# GIVEN ENTRIES start

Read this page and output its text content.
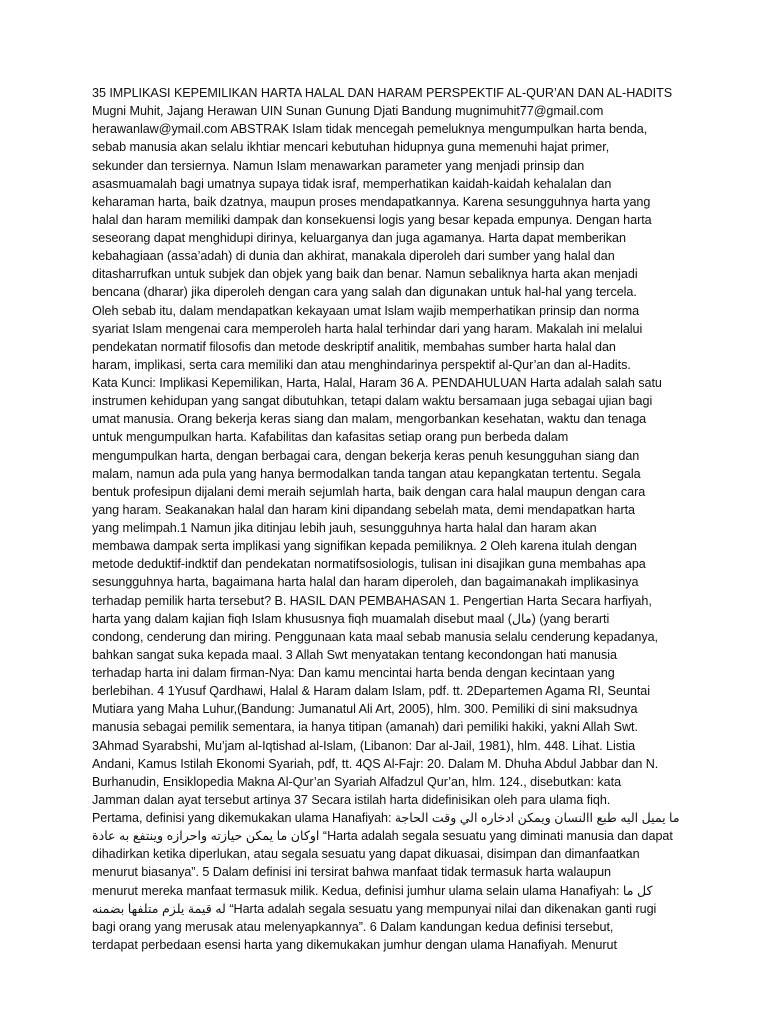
35 IMPLIKASI KEPEMILIKAN HARTA HALAL DAN HARAM PERSPEKTIF AL-QUR’AN DAN AL-HADITS
Mugni Muhit, Jajang Herawan UIN Sunan Gunung Djati Bandung mugnimuhit77@gmail.com
herawanlaw@ymail.com ABSTRAK Islam tidak mencegah pemeluknya mengumpulkan harta benda,
sebab manusia akan selalu ikhtiar mencari kebutuhan hidupnya guna memenuhi hajat primer,
sekunder dan tersiernya. Namun Islam menawarkan parameter yang menjadi prinsip dan
asasmuamalah bagi umatnya supaya tidak israf, memperhatikan kaidah-kaidah kehalalan dan
keharaman harta, baik dzatnya, maupun proses mendapatkannya. Karena sesungguhnya harta yang
halal dan haram memiliki dampak dan konsekuensi logis yang besar kepada empunya. Dengan harta
seseorang dapat menghidupi dirinya, keluarganya dan juga agamanya. Harta dapat memberikan
kebahagiaan (assa’adah) di dunia dan akhirat, manakala diperoleh dari sumber yang halal dan
ditasharrufkan untuk subjek dan objek yang baik dan benar. Namun sebaliknya harta akan menjadi
bencana (dharar) jika diperoleh dengan cara yang salah dan digunakan untuk hal-hal yang tercela.
Oleh sebab itu, dalam mendapatkan kekayaan umat Islam wajib memperhatikan prinsip dan norma
syariat Islam mengenai cara memperoleh harta halal terhindar dari yang haram. Makalah ini melalui
pendekatan normatif filosofis dan metode deskriptif analitik, membahas sumber harta halal dan
haram, implikasi, serta cara memiliki dan atau menghindarinya perspektif al-Qur’an dan al-Hadits.
Kata Kunci: Implikasi Kepemilikan, Harta, Halal, Haram 36 A. PENDAHULUAN Harta adalah salah satu
instrumen kehidupan yang sangat dibutuhkan, tetapi dalam waktu bersamaan juga sebagai ujian bagi
umat manusia. Orang bekerja keras siang dan malam, mengorbankan kesehatan, waktu dan tenaga
untuk mengumpulkan harta. Kafabilitas dan kafasitas setiap orang pun berbeda dalam
mengumpulkan harta, dengan berbagai cara, dengan bekerja keras penuh kesungguhan siang dan
malam, namun ada pula yang hanya bermodalkan tanda tangan atau kepangkatan tertentu. Segala
bentuk profesipun dijalani demi meraih sejumlah harta, baik dengan cara halal maupun dengan cara
yang haram. Seakanakan halal dan haram kini dipandang sebelah mata, demi mendapatkan harta
yang melimpah.1 Namun jika ditinjau lebih jauh, sesungguhnya harta halal dan haram akan
membawa dampak serta implikasi yang signifikan kepada pemiliknya. 2 Oleh karena itulah dengan
metode deduktif-indktif dan pendekatan normatifsosiologis, tulisan ini disajikan guna membahas apa
sesungguhnya harta, bagaimana harta halal dan haram diperoleh, dan bagaimanakah implikasinya
terhadap pemilik harta tersebut? B. HASIL DAN PEMBAHASAN 1. Pengertian Harta Secara harfiyah,
harta yang dalam kajian fiqh Islam khususnya fiqh muamalah disebut maal (مال) (yang berarti
condong, cenderung dan miring. Penggunaan kata maal sebab manusia selalu cenderung kepadanya,
bahkan sangat suka kepada maal. 3 Allah Swt menyatakan tentang kecondongan hati manusia
terhadap harta ini dalam firman-Nya: Dan kamu mencintai harta benda dengan kecintaan yang
berlebihan. 4 1Yusuf Qardhawi, Halal & Haram dalam Islam, pdf. tt. 2Departemen Agama RI, Seuntai
Mutiara yang Maha Luhur,(Bandung: Jumanatul Ali Art, 2005), hlm. 300. Pemiliki di sini maksudnya
manusia sebagai pemilik sementara, ia hanya titipan (amanah) dari pemiliki hakiki, yakni Allah Swt.
3Ahmad Syarabshi, Mu’jam al-Iqtishad al-Islam, (Libanon: Dar al-Jail, 1981), hlm. 448. Lihat. Listia
Andani, Kamus Istilah Ekonomi Syariah, pdf, tt. 4QS Al-Fajr: 20. Dalam M. Dhuha Abdul Jabbar dan N.
Burhanudin, Ensiklopedia Makna Al-Qur’an Syariah Alfadzul Qur’an, hlm. 124., disebutkan: kata
Jamman dalan ayat tersebut artinya 37 Secara istilah harta didefinisikan oleh para ulama fiqh.
Pertama, definisi yang dikemukakan ulama Hanafiyah: ما يميل اليه طبع االنسان ويمكن ادخاره الي وقت الحاجة
اوكان ما يمكن حيازته واحرازه وينتفع به عادة “Harta adalah segala sesuatu yang diminati manusia dan dapat
dihadirkan ketika diperlukan, atau segala sesuatu yang dapat dikuasai, disimpan dan dimanfaatkan
menurut biasanya”. 5 Dalam definisi ini tersirat bahwa manfaat tidak termasuk harta walaupun
menurut mereka manfaat termasuk milik. Kedua, definisi jumhur ulama selain ulama Hanafiyah: كل ما
له قيمة يلزم متلفها بضمنه “Harta adalah segala sesuatu yang mempunyai nilai dan dikenakan ganti rugi
bagi orang yang merusak atau melenyapkannya”. 6 Dalam kandungan kedua definisi tersebut,
terdapat perbedaan esensi harta yang dikemukakan jumhur dengan ulama Hanafiyah. Menurut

# GIVEN ENTRIES end

> STATED TASK
Using the entries above, return each line that includes the word "sangat".

> IN RESPONSE
instrumen kehidupan yang sangat dibutuhkan, tetapi dalam waktu bersamaan juga sebagai ujian bagi
bahkan sangat suka kepada maal. 3 Allah Swt menyatakan tentang kecondongan hati manusia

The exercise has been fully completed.